§ Data listing
· · ·

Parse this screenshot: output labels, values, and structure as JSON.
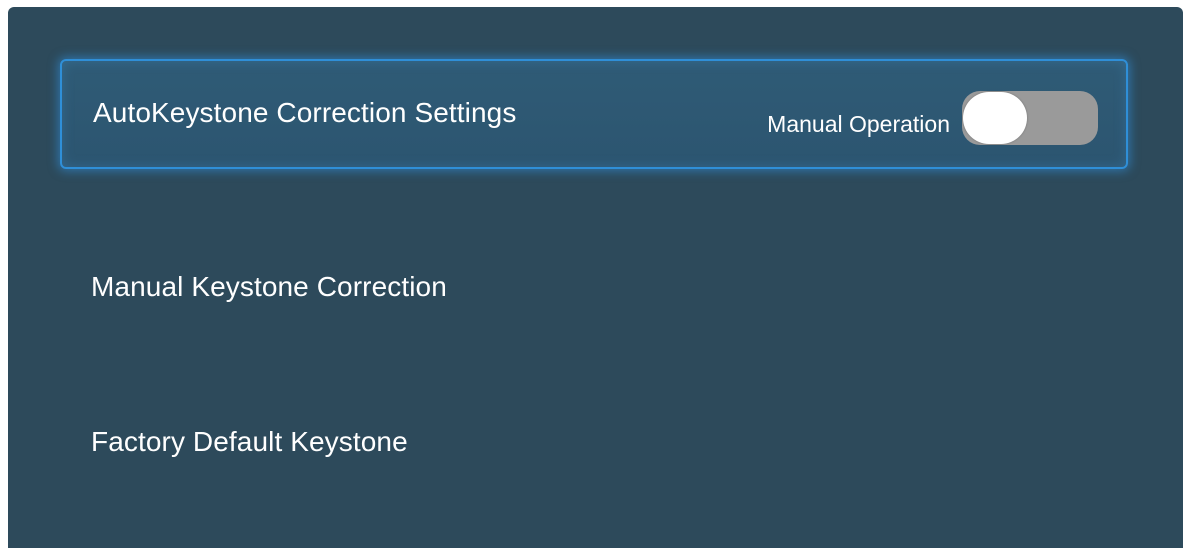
{
  "menu": {
    "items": [
      {
        "label": "AutoKeystone Correction Settings",
        "focused": true,
        "toggle": {
          "caption": "Manual Operation",
          "state": "off"
        }
      },
      {
        "label": "Manual Keystone Correction"
      },
      {
        "label": "Factory Default Keystone"
      }
    ]
  },
  "colors": {
    "panel_background": "#2d4a5b",
    "focus_border": "#2f8fd8",
    "toggle_track": "#9a9a9a",
    "toggle_knob": "#ffffff",
    "text": "#ffffff"
  }
}
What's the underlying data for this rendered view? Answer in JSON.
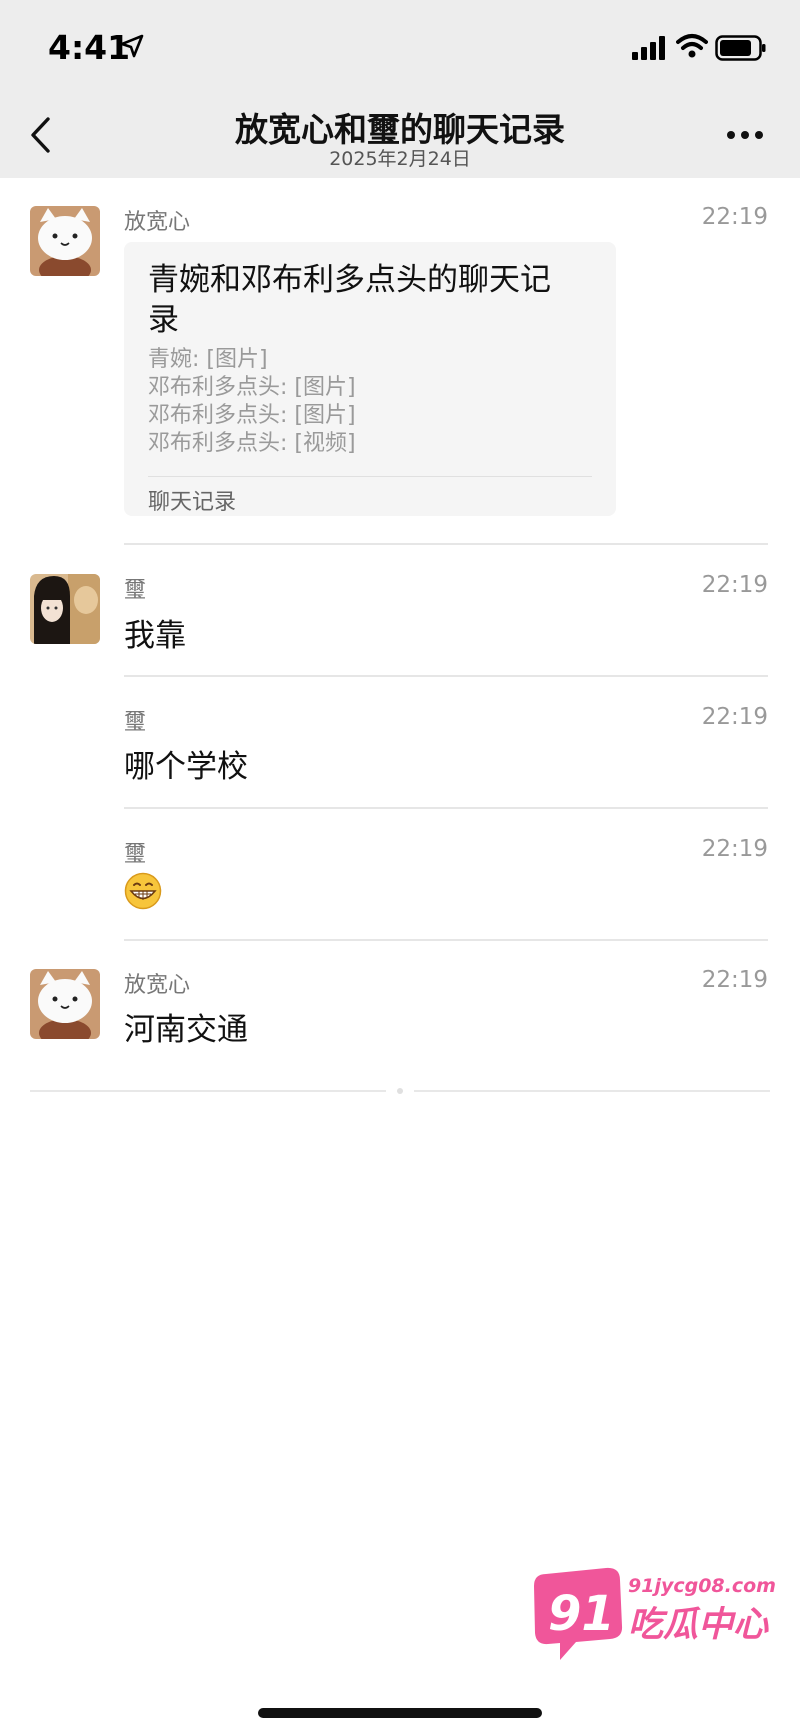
{
  "status_bar": {
    "time": "4:41",
    "icons": [
      "location-arrow-icon",
      "cellular-signal-icon",
      "wifi-icon",
      "battery-icon"
    ]
  },
  "nav": {
    "title": "放宽心和璽的聊天记录",
    "subtitle": "2025年2月24日",
    "icons": [
      "back-chevron-icon",
      "more-icon"
    ]
  },
  "messages": [
    {
      "sender": "放宽心",
      "time": "22:19",
      "type": "chat-record-card",
      "card": {
        "title": "青婉和邓布利多点头的聊天记录",
        "lines": [
          "青婉: [图片]",
          "邓布利多点头: [图片]",
          "邓布利多点头: [图片]",
          "邓布利多点头: [视频]"
        ],
        "footer": "聊天记录"
      }
    },
    {
      "sender": "璽",
      "time": "22:19",
      "text": "我靠"
    },
    {
      "sender": "璽",
      "time": "22:19",
      "text": "哪个学校"
    },
    {
      "sender": "璽",
      "time": "22:19",
      "emoji": "grinning-face-icon"
    },
    {
      "sender": "放宽心",
      "time": "22:19",
      "text": "河南交通"
    }
  ],
  "watermark": {
    "logo_number": "91",
    "domain": "91jycg08.com",
    "name": "吃瓜中心"
  },
  "colors": {
    "header_bg": "#ededed",
    "card_bg": "#f5f5f5",
    "watermark_pink": "#f0569a"
  }
}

· · ·

§ What is being asked
Report only the number of lines in the records that include the word "JSON".

§ Solution
2